_RECORDS FOR THE TASK_:
__________________________________________________

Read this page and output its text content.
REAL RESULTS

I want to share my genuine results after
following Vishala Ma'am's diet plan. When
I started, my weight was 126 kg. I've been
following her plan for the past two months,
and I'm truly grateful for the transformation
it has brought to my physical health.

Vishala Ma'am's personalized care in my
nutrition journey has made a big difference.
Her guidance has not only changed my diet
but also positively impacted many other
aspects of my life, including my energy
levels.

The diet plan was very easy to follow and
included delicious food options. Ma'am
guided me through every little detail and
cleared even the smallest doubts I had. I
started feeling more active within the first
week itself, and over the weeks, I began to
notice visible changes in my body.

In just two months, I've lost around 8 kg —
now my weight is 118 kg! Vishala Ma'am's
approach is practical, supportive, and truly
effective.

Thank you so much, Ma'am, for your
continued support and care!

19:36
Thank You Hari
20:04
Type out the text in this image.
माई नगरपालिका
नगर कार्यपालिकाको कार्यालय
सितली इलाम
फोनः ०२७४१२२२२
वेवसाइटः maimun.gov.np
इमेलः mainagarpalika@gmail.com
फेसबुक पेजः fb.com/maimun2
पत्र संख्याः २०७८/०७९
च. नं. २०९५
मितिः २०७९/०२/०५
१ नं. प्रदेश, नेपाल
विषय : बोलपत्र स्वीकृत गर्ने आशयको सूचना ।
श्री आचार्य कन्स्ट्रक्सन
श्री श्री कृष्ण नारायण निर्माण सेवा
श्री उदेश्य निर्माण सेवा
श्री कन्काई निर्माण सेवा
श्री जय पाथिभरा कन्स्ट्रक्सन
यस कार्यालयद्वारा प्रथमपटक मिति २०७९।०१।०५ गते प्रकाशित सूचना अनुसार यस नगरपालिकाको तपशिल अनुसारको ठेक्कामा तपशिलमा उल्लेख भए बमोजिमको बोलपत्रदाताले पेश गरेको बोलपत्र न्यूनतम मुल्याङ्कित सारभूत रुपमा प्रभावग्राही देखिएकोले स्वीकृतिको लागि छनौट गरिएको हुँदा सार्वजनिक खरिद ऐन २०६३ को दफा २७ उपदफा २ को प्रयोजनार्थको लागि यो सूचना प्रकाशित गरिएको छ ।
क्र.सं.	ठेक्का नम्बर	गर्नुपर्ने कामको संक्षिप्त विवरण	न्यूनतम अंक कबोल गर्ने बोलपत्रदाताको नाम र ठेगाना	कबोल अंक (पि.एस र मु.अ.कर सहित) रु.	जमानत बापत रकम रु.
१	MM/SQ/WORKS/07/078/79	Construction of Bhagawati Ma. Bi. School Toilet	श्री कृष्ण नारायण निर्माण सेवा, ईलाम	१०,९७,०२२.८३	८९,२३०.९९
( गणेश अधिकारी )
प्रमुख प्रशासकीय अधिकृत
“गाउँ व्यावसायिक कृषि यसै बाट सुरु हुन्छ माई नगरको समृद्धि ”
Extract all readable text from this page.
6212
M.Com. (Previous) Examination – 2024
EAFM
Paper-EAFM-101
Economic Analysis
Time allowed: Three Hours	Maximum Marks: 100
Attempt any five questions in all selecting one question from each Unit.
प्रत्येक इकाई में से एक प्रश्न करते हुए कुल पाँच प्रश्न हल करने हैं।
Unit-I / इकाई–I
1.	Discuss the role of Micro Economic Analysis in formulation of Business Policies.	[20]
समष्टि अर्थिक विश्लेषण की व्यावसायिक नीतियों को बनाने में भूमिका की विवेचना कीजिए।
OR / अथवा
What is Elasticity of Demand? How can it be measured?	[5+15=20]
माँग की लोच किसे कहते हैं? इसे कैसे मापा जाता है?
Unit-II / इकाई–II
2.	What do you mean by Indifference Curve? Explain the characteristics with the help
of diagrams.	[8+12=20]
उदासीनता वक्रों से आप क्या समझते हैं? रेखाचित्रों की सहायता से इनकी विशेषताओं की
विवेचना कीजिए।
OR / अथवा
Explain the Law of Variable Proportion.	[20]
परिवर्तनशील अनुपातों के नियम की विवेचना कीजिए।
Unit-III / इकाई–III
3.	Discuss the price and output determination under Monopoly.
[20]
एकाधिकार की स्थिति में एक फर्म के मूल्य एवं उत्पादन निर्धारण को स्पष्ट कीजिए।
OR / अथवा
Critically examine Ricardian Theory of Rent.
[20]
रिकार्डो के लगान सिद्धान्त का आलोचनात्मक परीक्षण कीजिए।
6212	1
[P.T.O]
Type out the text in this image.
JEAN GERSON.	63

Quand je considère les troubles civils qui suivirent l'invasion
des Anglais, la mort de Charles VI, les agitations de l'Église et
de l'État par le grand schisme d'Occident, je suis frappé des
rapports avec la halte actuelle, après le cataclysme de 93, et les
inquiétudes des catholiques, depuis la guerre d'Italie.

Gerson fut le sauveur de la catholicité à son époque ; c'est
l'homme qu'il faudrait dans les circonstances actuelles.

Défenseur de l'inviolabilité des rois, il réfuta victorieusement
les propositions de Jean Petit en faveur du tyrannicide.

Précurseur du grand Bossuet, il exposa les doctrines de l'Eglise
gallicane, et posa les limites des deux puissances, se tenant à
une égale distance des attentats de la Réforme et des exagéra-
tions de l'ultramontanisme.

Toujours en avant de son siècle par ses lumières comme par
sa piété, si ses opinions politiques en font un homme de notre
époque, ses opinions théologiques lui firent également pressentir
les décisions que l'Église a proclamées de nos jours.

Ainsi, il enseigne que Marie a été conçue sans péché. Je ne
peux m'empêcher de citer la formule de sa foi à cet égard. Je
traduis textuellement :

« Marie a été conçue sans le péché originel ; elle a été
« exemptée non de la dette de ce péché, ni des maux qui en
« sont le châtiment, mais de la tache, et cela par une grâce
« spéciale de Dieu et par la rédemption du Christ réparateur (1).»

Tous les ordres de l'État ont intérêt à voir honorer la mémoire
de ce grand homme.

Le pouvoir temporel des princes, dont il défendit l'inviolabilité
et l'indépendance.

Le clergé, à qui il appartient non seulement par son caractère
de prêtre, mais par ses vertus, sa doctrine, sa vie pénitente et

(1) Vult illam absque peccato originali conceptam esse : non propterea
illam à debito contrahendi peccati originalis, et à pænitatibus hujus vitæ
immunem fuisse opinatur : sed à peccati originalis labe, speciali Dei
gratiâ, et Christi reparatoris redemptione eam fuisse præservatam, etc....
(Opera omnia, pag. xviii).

__________________________________________________

Set down the entries verbatim, leaving none out.

Read this page and output its text content.
REAL RESULTS

I want to share my genuine results after
following Vishala Ma'am's diet plan. When
I started, my weight was 126 kg. I've been
following her plan for the past two months,
and I'm truly grateful for the transformation
it has brought to my physical health.

Vishala Ma'am's personalized care in my
nutrition journey has made a big difference.
Her guidance has not only changed my diet
but also positively impacted many other
aspects of my life, including my energy
levels.

The diet plan was very easy to follow and
included delicious food options. Ma'am
guided me through every little detail and
cleared even the smallest doubts I had. I
started feeling more active within the first
week itself, and over the weeks, I began to
notice visible changes in my body.

In just two months, I've lost around 8 kg —
now my weight is 118 kg! Vishala Ma'am's
approach is practical, supportive, and truly
effective.

Thank you so much, Ma'am, for your
continued support and care!

19:36
Thank You Hari
20:04
Type out the text in this image.
माई नगरपालिका
नगर कार्यपालिकाको कार्यालय
सितली इलाम
फोनः ०२७४१२२२२
वेवसाइटः maimun.gov.np
इमेलः mainagarpalika@gmail.com
फेसबुक पेजः fb.com/maimun2
पत्र संख्याः २०७८/०७९
च. नं. २०९५
मितिः २०७९/०२/०५
१ नं. प्रदेश, नेपाल
विषय : बोलपत्र स्वीकृत गर्ने आशयको सूचना ।
श्री आचार्य कन्स्ट्रक्सन
श्री श्री कृष्ण नारायण निर्माण सेवा
श्री उदेश्य निर्माण सेवा
श्री कन्काई निर्माण सेवा
श्री जय पाथिभरा कन्स्ट्रक्सन
यस कार्यालयद्वारा प्रथमपटक मिति २०७९।०१।०५ गते प्रकाशित सूचना अनुसार यस नगरपालिकाको तपशिल अनुसारको ठेक्कामा तपशिलमा उल्लेख भए बमोजिमको बोलपत्रदाताले पेश गरेको बोलपत्र न्यूनतम मुल्याङ्कित सारभूत रुपमा प्रभावग्राही देखिएकोले स्वीकृतिको लागि छनौट गरिएको हुँदा सार्वजनिक खरिद ऐन २०६३ को दफा २७ उपदफा २ को प्रयोजनार्थको लागि यो सूचना प्रकाशित गरिएको छ ।
क्र.सं.	ठेक्का नम्बर	गर्नुपर्ने कामको संक्षिप्त विवरण	न्यूनतम अंक कबोल गर्ने बोलपत्रदाताको नाम र ठेगाना	कबोल अंक (पि.एस र मु.अ.कर सहित) रु.	जमानत बापत रकम रु.
१	MM/SQ/WORKS/07/078/79	Construction of Bhagawati Ma. Bi. School Toilet	श्री कृष्ण नारायण निर्माण सेवा, ईलाम	१०,९७,०२२.८३	८९,२३०.९९
( गणेश अधिकारी )
प्रमुख प्रशासकीय अधिकृत
“गाउँ व्यावसायिक कृषि यसै बाट सुरु हुन्छ माई नगरको समृद्धि ”
Extract all readable text from this page.
6212
M.Com. (Previous) Examination – 2024
EAFM
Paper-EAFM-101
Economic Analysis
Time allowed: Three Hours	Maximum Marks: 100
Attempt any five questions in all selecting one question from each Unit.
प्रत्येक इकाई में से एक प्रश्न करते हुए कुल पाँच प्रश्न हल करने हैं।
Unit-I / इकाई–I
1.	Discuss the role of Micro Economic Analysis in formulation of Business Policies.	[20]
समष्टि अर्थिक विश्लेषण की व्यावसायिक नीतियों को बनाने में भूमिका की विवेचना कीजिए।
OR / अथवा
What is Elasticity of Demand? How can it be measured?	[5+15=20]
माँग की लोच किसे कहते हैं? इसे कैसे मापा जाता है?
Unit-II / इकाई–II
2.	What do you mean by Indifference Curve? Explain the characteristics with the help
of diagrams.	[8+12=20]
उदासीनता वक्रों से आप क्या समझते हैं? रेखाचित्रों की सहायता से इनकी विशेषताओं की
विवेचना कीजिए।
OR / अथवा
Explain the Law of Variable Proportion.	[20]
परिवर्तनशील अनुपातों के नियम की विवेचना कीजिए।
Unit-III / इकाई–III
3.	Discuss the price and output determination under Monopoly.
[20]
एकाधिकार की स्थिति में एक फर्म के मूल्य एवं उत्पादन निर्धारण को स्पष्ट कीजिए।
OR / अथवा
Critically examine Ricardian Theory of Rent.
[20]
रिकार्डो के लगान सिद्धान्त का आलोचनात्मक परीक्षण कीजिए।
6212	1
[P.T.O]
Type out the text in this image.
JEAN GERSON.	63

Quand je considère les troubles civils qui suivirent l'invasion
des Anglais, la mort de Charles VI, les agitations de l'Église et
de l'État par le grand schisme d'Occident, je suis frappé des
rapports avec la halte actuelle, après le cataclysme de 93, et les
inquiétudes des catholiques, depuis la guerre d'Italie.

Gerson fut le sauveur de la catholicité à son époque ; c'est
l'homme qu'il faudrait dans les circonstances actuelles.

Défenseur de l'inviolabilité des rois, il réfuta victorieusement
les propositions de Jean Petit en faveur du tyrannicide.

Précurseur du grand Bossuet, il exposa les doctrines de l'Eglise
gallicane, et posa les limites des deux puissances, se tenant à
une égale distance des attentats de la Réforme et des exagéra-
tions de l'ultramontanisme.

Toujours en avant de son siècle par ses lumières comme par
sa piété, si ses opinions politiques en font un homme de notre
époque, ses opinions théologiques lui firent également pressentir
les décisions que l'Église a proclamées de nos jours.

Ainsi, il enseigne que Marie a été conçue sans péché. Je ne
peux m'empêcher de citer la formule de sa foi à cet égard. Je
traduis textuellement :

« Marie a été conçue sans le péché originel ; elle a été
« exemptée non de la dette de ce péché, ni des maux qui en
« sont le châtiment, mais de la tache, et cela par une grâce
« spéciale de Dieu et par la rédemption du Christ réparateur (1).»

Tous les ordres de l'État ont intérêt à voir honorer la mémoire
de ce grand homme.

Le pouvoir temporel des princes, dont il défendit l'inviolabilité
et l'indépendance.

Le clergé, à qui il appartient non seulement par son caractère
de prêtre, mais par ses vertus, sa doctrine, sa vie pénitente et

(1) Vult illam absque peccato originali conceptam esse : non propterea
illam à debito contrahendi peccati originalis, et à pænitatibus hujus vitæ
immunem fuisse opinatur : sed à peccati originalis labe, speciali Dei
gratiâ, et Christi reparatoris redemptione eam fuisse præservatam, etc....
(Opera omnia, pag. xviii).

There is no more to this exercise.